**** MATERIAL PROVIDED ****

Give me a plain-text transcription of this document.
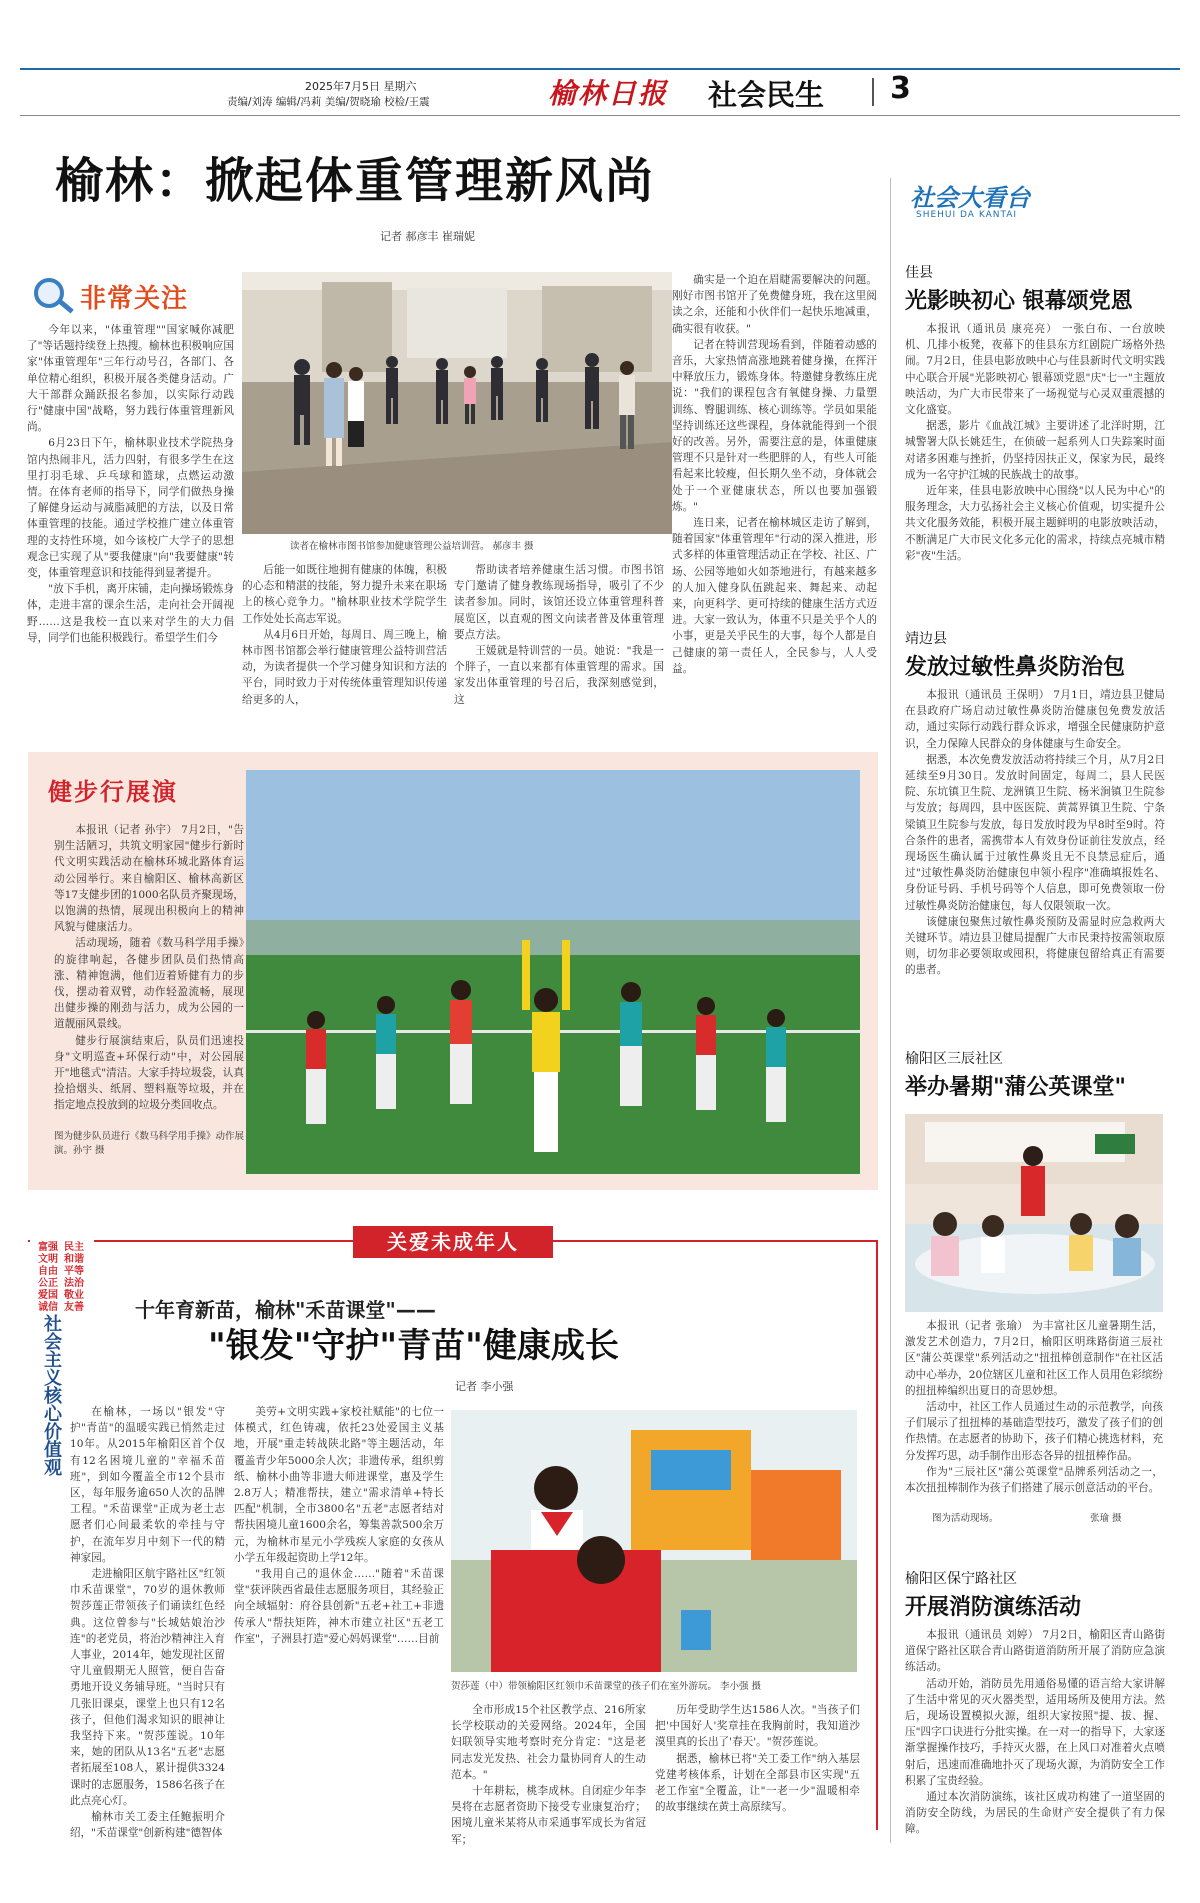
2025年7月5日 星期六
责编/刘涛 编辑/冯莉 美编/贺晓瑜 校检/王震	榆林日报 社会民生 3
榆林：掀起体重管理新风尚
记者 郝彦丰 崔瑞妮
非常关注
读者在榆林市图书馆参加健康管理公益培训营。 郝彦丰 摄

今年以来，"体重管理""国家喊你减肥了"等话题持续登上热搜。榆林也积极响应国家"体重管理年"三年行动号召，各部门、各单位精心组织，积极开展各类健身活动。广大干部群众踊跃报名参加，以实际行动践行"健康中国"战略，努力践行体重管理新风尚。

6月23日下午，榆林职业技术学院热身馆内热闹非凡，活力四射，有很多学生在这里打羽毛球、乒乓球和篮球，点燃运动激情。在体育老师的指导下，同学们做热身操了解健身运动与减脂减肥的方法，以及日常体重管理的技能。通过学校推广建立体重管理的支持性环境，如今该校广大学子的思想观念已实现了从"要我健康"向"我要健康"转变，体重管理意识和技能得到显著提升。

"放下手机，离开床铺，走向操场锻炼身体，走进丰富的课余生活，走向社会开阔视野……这是我校一直以来对学生的大力倡导，同学们也能积极践行。希望学生们今

后能一如既往地拥有健康的体魄，积极的心态和精湛的技能，努力提升未来在职场上的核心竞争力。"榆林职业技术学院学生工作处处长高志军说。

从4月6日开始，每周日、周三晚上，榆林市图书馆都会举行健康管理公益特训营活动，为读者提供一个学习健身知识和方法的平台，同时致力于对传统体重管理知识传递给更多的人，

帮助读者培养健康生活习惯。市图书馆专门邀请了健身教练现场指导，吸引了不少读者参加。同时，该馆还设立体重管理科普展览区，以直观的图文向读者普及体重管理要点方法。

王媛就是特训营的一员。她说："我是一个胖子，一直以来都有体重管理的需求。国家发出体重管理的号召后，我深刻感觉到，这

确实是一个迫在眉睫需要解决的问题。刚好市图书馆开了免费健身班，我在这里阅读之余，还能和小伙伴们一起快乐地减重，确实很有收获。"

记者在特训营现场看到，伴随着动感的音乐，大家热情高涨地跳着健身操，在挥汗中释放压力，锻炼身体。特邀健身教练庄虎说："我们的课程包含有氧健身操、力量塑训练、臀腿训练、核心训练等。学员如果能坚持训练还这些课程，身体就能得到一个很好的改善。另外，需要注意的是，体重健康管理不只是针对一些肥胖的人，有些人可能看起来比较瘦，但长期久坐不动，身体就会处于一个亚健康状态，所以也要加强锻炼。"

连日来，记者在榆林城区走访了解到，随着国家"体重管理年"行动的深入推进，形式多样的体重管理活动正在学校、社区、广场、公园等地如火如荼地进行，有越来越多的人加入健身队伍跳起来、舞起来、动起来，向更科学、更可持续的健康生活方式迈进。大家一致认为，体重不只是关乎个人的小事，更是关乎民生的大事，每个人都是自己健康的第一责任人，全民参与，人人受益。

社会大看台
SHEHUI DA KANTAI
佳县
光影映初心 银幕颂党恩

本报讯（通讯员 康亮亮） 一张白布、一台放映机、几排小板凳，夜幕下的佳县东方红剧院广场格外热闹。7月2日，佳县电影放映中心与佳县新时代文明实践中心联合开展"光影映初心 银幕颂党恩"庆"七一"主题放映活动，为广大市民带来了一场视觉与心灵双重震撼的文化盛宴。

据悉，影片《血战江城》主要讲述了北洋时期，江城警署大队长姚廷生，在侦破一起系列人口失踪案时面对诸多困难与挫折，仍坚持因扶正义，保家为民，最终成为一名守护江城的民族战士的故事。

近年来，佳县电影放映中心围绕"以人民为中心"的服务理念，大力弘扬社会主义核心价值观，切实提升公共文化服务效能，积极开展主题鲜明的电影放映活动，不断满足广大市民文化多元化的需求，持续点亮城市精彩"夜"生活。

靖边县
发放过敏性鼻炎防治包

本报讯（通讯员 王保明） 7月1日，靖边县卫健局在县政府广场启动过敏性鼻炎防治健康包免费发放活动，通过实际行动践行群众诉求，增强全民健康防护意识，全力保障人民群众的身体健康与生命安全。

据悉，本次免费发放活动将持续三个月，从7月2日延续至9月30日。发放时间固定，每周二，县人民医院、东坑镇卫生院、龙洲镇卫生院、杨米涧镇卫生院参与发放；每周四，县中医医院、黄蒿界镇卫生院、宁条梁镇卫生院参与发放，每日发放时段为早8时至9时。符合条件的患者，需携带本人有效身份证前往发放点，经现场医生确认属于过敏性鼻炎且无不良禁忌症后，通过"过敏性鼻炎防治健康包申领小程序"准确填报姓名、身份证号码、手机号码等个人信息，即可免费领取一份过敏性鼻炎防治健康包，每人仅限领取一次。

该健康包聚焦过敏性鼻炎预防及需显时应急救两大关键环节。靖边县卫健局提醒广大市民秉持按需领取原则，切勿非必要领取或囤积，将健康包留给真正有需要的患者。

榆阳区三辰社区
举办暑期"蒲公英课堂"

本报讯（记者 张瑜） 为丰富社区儿童暑期生活，激发艺术创造力，7月2日，榆阳区明珠路街道三辰社区"蒲公英课堂"系列活动之"扭扭棒创意制作"在社区活动中心举办，20位辖区儿童和社区工作人员用色彩缤纷的扭扭棒编织出夏日的奇思妙想。

活动中，社区工作人员通过生动的示范教学，向孩子们展示了扭扭棒的基础造型技巧，激发了孩子们的创作热情。在志愿者的协助下，孩子们精心挑选材料，充分发挥巧思，动手制作出形态各异的扭扭棒作品。

作为"三辰社区"蒲公英课堂"品牌系列活动之一，本次扭扭棒制作为孩子们搭建了展示创意活动的平台。

图为活动现场。	张瑜 摄
榆阳区保宁路社区
开展消防演练活动

本报讯（通讯员 刘婷） 7月2日，榆阳区青山路街道保宁路社区联合青山路街道消防所开展了消防应急演练活动。

活动开始，消防员先用通俗易懂的语言给大家讲解了生活中常见的灭火器类型，适用场所及使用方法。然后，现场设置模拟火源，组织大家按照"提、拔、握、压"四字口诀进行分批实操。在一对一的指导下，大家逐渐掌握操作技巧，手持灭火器，在上风口对准着火点喷射后，迅速而准确地扑灭了现场火源，为消防安全工作积累了宝贵经验。

通过本次消防演练，该社区成功构建了一道坚固的消防安全防线，为居民的生命财产安全提供了有力保障。

健步行展演

本报讯（记者 孙宇） 7月2日，"告别生活陋习，共筑文明家园"健步行新时代文明实践活动在榆林环城北路体育运动公园举行。来自榆阳区、榆林高新区等17支健步团的1000名队员齐聚现场，以饱满的热情，展现出积极向上的精神风貌与健康活力。

活动现场，随着《数马科学用手操》的旋律响起，各健步团队员们热情高涨、精神饱满，他们迈着矫健有力的步伐，摆动着双臂，动作轻盈流畅，展现出健步操的刚劲与活力，成为公园的一道靓丽风景线。

健步行展演结束后，队员们迅速投身"文明巡查+环保行动"中，对公园展开"地毯式"清洁。大家手持垃圾袋，认真捡拾烟头、纸屑、塑料瓶等垃圾，并在指定地点投放到的垃圾分类回收点。

图为健步队员进行《数马科学用手操》动作展演。孙宇 摄
关爱未成年人
富强 民主
文明 和谐
自由 平等
公正 法治
爱国 敬业
诚信 友善
社会主义核心价值观
十年育新苗，榆林"禾苗课堂"——
"银发"守护"青苗"健康成长
记者 李小强

在榆林，一场以"银发"守护"青苗"的温暖实践已悄然走过10年。从2015年榆阳区首个仅有12名困境儿童的"幸福禾苗班"，到如今覆盖全市12个县市区，每年服务逾650人次的品牌工程。"禾苗课堂"正成为老土志愿者们心间最柔软的牵挂与守护，在流年岁月中刻下一代的精神家园。

走进榆阳区航宇路社区"红领巾禾苗课堂"，70岁的退休教师贺莎莲正带领孩子们诵读红色经典。这位曾参与"长城姑娘治沙连"的老党员，将治沙精神注入育人事业，2014年，她发现社区留守儿童假期无人照管，便自告奋勇地开设义务辅导班。"当时只有几张旧课桌，课堂上也只有12名孩子，但他们渴求知识的眼神让我坚持下来。"贺莎莲说。10年来，她的团队从13名"五老"志愿者拓展至108人，累计提供3324课时的志愿服务，1586名孩子在此点亮心灯。

榆林市关工委主任鲍振明介绍，"禾苗课堂"创新构建"德智体

美劳+文明实践+家校社赋能"的七位一体模式，红色铸魂，依托23处爱国主义基地，开展"重走转战陕北路"等主题活动，年覆盖青少年5000余人次；非遗传承，组织剪纸、榆林小曲等非遗大师进课堂，惠及学生2.8万人；精准帮扶，建立"需求清单+特长匹配"机制，全市3800名"五老"志愿者结对帮扶困境儿童1600余名，筹集善款500余万元，为榆林市星元小学残疾人家庭的女孩从小学五年级起资助上学12年。

"我用自己的退休金……"随着"禾苗课堂"获评陕西省最佳志愿服务项目，其经验正向全域辐射：府谷县创新"五老+社工+非遗传承人"帮扶矩阵，神木市建立社区"五老工作室"，子洲县打造"爱心妈妈课堂"……目前

贺莎莲（中）带领榆阳区红领巾禾苗课堂的孩子们在室外游玩。 李小强 摄

全市形成15个社区教学点、216所家长学校联动的关爱网络。2024年，全国妇联领导实地考察时充分肯定："这是老同志发光发热、社会力量协同育人的生动范本。"

十年耕耘，桃李成林。自闭症少年李昊将在志愿者资助下接受专业康复治疗；困境儿童米某将从市采通事军成长为省冠军；

历年受助学生达1586人次。"当孩子们把'中国好人'奖章挂在我胸前时，我知道沙漠里真的长出了'春天'。"贺莎莲说。

据悉，榆林已将"关工委工作"纳入基层党建考核体系，计划在全部县市区实现"五老工作室"全覆盖，让"一老一少"温暖相牵的故事继续在黄土高原续写。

****

GIVEN INSTRUCTION >> Provide only the count of lines in the material above that hold the word "体重管理年".

THE RESULT >> 2